§ **Your goal**
Could you print the records starting at the line that contains "Patent image size: (1008, 416)." and ending at the line that contains "The slide 4-6 is at (582, 232).", both lines included, and nothing else?
════════════════
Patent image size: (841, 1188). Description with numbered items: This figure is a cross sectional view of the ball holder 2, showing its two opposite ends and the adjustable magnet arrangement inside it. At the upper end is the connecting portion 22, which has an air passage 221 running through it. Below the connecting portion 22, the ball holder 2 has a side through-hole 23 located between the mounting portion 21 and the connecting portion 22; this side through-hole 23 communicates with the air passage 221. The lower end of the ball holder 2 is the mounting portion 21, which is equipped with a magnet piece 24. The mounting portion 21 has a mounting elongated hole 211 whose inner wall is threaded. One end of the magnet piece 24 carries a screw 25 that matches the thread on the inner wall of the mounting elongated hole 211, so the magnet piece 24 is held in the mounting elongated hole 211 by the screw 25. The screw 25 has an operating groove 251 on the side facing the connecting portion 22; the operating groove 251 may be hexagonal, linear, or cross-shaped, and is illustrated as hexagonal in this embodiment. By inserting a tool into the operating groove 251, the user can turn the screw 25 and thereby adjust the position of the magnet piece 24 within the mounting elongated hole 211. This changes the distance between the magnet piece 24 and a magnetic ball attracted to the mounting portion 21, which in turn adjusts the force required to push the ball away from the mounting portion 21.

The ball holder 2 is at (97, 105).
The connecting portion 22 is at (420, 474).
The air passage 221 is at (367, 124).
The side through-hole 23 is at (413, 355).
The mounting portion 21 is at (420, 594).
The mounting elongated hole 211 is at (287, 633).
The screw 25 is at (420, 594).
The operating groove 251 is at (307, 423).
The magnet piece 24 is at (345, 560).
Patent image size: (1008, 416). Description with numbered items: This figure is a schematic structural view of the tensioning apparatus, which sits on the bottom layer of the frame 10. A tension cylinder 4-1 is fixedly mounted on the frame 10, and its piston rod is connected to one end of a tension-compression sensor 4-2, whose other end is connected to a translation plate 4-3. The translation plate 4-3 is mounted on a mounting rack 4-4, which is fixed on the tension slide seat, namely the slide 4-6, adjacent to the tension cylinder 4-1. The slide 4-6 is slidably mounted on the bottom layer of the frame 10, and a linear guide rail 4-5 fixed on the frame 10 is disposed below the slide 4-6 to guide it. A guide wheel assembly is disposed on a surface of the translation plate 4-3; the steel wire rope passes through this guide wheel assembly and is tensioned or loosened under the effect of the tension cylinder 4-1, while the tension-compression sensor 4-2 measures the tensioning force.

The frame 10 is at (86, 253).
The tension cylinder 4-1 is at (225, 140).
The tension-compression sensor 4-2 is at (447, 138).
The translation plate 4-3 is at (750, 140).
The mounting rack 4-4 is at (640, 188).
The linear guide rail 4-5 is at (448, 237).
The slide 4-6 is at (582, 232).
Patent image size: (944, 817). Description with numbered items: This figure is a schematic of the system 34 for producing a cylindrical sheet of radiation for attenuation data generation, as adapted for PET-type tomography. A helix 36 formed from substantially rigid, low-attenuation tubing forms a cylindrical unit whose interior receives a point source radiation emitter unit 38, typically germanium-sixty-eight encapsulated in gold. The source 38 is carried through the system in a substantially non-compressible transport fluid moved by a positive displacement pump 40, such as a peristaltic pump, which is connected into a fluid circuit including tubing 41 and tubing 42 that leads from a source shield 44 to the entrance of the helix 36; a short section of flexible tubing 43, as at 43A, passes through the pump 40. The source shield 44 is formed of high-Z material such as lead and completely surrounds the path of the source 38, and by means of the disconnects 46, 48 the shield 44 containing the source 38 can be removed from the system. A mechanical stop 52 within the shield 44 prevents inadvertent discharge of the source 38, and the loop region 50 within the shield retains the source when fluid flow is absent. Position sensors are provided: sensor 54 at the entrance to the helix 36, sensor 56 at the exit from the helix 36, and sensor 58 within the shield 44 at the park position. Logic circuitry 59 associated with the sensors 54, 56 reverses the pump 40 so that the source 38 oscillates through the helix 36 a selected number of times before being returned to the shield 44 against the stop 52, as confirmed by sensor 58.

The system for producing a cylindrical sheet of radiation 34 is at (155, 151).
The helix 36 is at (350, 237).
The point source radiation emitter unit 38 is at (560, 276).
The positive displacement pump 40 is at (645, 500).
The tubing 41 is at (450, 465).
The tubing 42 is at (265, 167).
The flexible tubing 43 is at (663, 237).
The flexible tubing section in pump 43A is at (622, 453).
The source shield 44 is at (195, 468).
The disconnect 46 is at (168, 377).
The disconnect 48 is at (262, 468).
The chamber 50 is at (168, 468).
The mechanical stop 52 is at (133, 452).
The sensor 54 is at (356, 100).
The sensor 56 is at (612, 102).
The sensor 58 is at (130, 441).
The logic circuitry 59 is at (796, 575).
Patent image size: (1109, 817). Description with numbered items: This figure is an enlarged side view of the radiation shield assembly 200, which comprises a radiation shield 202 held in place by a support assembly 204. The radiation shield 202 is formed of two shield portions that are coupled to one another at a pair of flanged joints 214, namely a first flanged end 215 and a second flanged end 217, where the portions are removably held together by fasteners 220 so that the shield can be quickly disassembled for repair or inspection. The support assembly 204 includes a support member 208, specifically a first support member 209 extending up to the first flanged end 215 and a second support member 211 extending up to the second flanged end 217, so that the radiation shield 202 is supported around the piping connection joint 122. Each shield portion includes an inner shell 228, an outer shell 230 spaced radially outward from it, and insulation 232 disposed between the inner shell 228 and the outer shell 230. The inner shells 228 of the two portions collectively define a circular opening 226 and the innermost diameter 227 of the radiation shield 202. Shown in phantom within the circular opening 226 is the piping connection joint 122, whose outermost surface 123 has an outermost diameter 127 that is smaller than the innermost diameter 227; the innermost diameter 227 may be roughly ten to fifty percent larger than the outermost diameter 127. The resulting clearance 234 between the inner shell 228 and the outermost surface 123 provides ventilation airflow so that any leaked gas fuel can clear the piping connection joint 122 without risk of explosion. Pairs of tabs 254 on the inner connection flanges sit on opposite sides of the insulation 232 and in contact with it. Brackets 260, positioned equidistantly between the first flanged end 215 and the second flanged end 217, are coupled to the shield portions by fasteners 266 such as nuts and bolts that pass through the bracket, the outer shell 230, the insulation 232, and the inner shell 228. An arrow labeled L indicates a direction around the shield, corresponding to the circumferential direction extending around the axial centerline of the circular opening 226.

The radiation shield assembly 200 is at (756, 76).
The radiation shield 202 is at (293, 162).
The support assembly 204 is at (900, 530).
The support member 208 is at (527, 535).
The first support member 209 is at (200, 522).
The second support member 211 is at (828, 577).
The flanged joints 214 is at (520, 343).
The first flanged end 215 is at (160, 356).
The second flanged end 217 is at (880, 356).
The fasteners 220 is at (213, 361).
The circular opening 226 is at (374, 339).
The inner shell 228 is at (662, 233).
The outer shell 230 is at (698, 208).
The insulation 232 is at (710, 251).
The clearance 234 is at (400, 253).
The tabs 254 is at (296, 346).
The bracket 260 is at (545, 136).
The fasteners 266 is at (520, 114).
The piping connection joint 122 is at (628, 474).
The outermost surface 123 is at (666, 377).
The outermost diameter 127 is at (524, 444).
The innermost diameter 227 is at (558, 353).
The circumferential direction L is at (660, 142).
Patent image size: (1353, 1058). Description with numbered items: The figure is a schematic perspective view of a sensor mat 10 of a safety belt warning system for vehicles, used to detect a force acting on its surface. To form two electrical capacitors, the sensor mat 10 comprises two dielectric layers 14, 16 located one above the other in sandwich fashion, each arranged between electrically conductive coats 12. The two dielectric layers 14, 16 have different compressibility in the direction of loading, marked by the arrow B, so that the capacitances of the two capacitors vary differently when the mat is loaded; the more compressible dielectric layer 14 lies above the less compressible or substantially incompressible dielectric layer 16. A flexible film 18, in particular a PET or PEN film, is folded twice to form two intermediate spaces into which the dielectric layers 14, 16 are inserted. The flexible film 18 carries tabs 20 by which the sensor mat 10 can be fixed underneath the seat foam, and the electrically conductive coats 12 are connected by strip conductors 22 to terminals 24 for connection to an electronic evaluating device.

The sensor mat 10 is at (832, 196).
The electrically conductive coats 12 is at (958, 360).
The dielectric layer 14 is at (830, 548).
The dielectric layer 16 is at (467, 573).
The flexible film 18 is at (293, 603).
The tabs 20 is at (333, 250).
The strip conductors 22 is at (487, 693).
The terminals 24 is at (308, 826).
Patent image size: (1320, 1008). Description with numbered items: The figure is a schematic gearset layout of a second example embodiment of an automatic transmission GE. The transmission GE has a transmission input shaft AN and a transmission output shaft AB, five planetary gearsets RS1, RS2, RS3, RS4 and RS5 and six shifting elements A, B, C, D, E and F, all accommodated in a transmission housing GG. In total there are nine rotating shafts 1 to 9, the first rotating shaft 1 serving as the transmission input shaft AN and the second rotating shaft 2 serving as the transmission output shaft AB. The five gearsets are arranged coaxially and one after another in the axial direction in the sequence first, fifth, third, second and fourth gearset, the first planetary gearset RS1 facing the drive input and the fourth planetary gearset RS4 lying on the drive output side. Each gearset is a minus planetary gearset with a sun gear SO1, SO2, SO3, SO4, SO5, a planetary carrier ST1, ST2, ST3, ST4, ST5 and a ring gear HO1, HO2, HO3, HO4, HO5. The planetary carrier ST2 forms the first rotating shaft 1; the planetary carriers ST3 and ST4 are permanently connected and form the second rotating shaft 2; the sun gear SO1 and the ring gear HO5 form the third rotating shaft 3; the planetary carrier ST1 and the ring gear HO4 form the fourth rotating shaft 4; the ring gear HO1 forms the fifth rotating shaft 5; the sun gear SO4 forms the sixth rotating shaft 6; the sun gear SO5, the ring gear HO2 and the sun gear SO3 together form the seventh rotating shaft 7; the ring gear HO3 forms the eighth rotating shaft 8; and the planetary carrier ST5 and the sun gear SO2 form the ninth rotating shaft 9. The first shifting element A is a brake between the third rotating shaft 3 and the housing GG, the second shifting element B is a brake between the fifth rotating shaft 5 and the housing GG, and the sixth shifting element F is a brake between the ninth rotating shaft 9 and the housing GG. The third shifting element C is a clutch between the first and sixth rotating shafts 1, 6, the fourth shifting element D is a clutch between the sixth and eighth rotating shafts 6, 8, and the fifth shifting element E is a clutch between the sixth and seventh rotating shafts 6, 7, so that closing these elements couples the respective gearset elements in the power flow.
════════════════
§ **Solution for this task**
Patent image size: (1008, 416). Description with numbered items: This figure is a schematic structural view of the tensioning apparatus, which sits on the bottom layer of the frame 10. A tension cylinder 4-1 is fixedly mounted on the frame 10, and its piston rod is connected to one end of a tension-compression sensor 4-2, whose other end is connected to a translation plate 4-3. The translation plate 4-3 is mounted on a mounting rack 4-4, which is fixed on the tension slide seat, namely the slide 4-6, adjacent to the tension cylinder 4-1. The slide 4-6 is slidably mounted on the bottom layer of the frame 10, and a linear guide rail 4-5 fixed on the frame 10 is disposed below the slide 4-6 to guide it. A guide wheel assembly is disposed on a surface of the translation plate 4-3; the steel wire rope passes through this guide wheel assembly and is tensioned or loosened under the effect of the tension cylinder 4-1, while the tension-compression sensor 4-2 measures the tensioning force.

The frame 10 is at (86, 253).
The tension cylinder 4-1 is at (225, 140).
The tension-compression sensor 4-2 is at (447, 138).
The translation plate 4-3 is at (750, 140).
The mounting rack 4-4 is at (640, 188).
The linear guide rail 4-5 is at (448, 237).
The slide 4-6 is at (582, 232).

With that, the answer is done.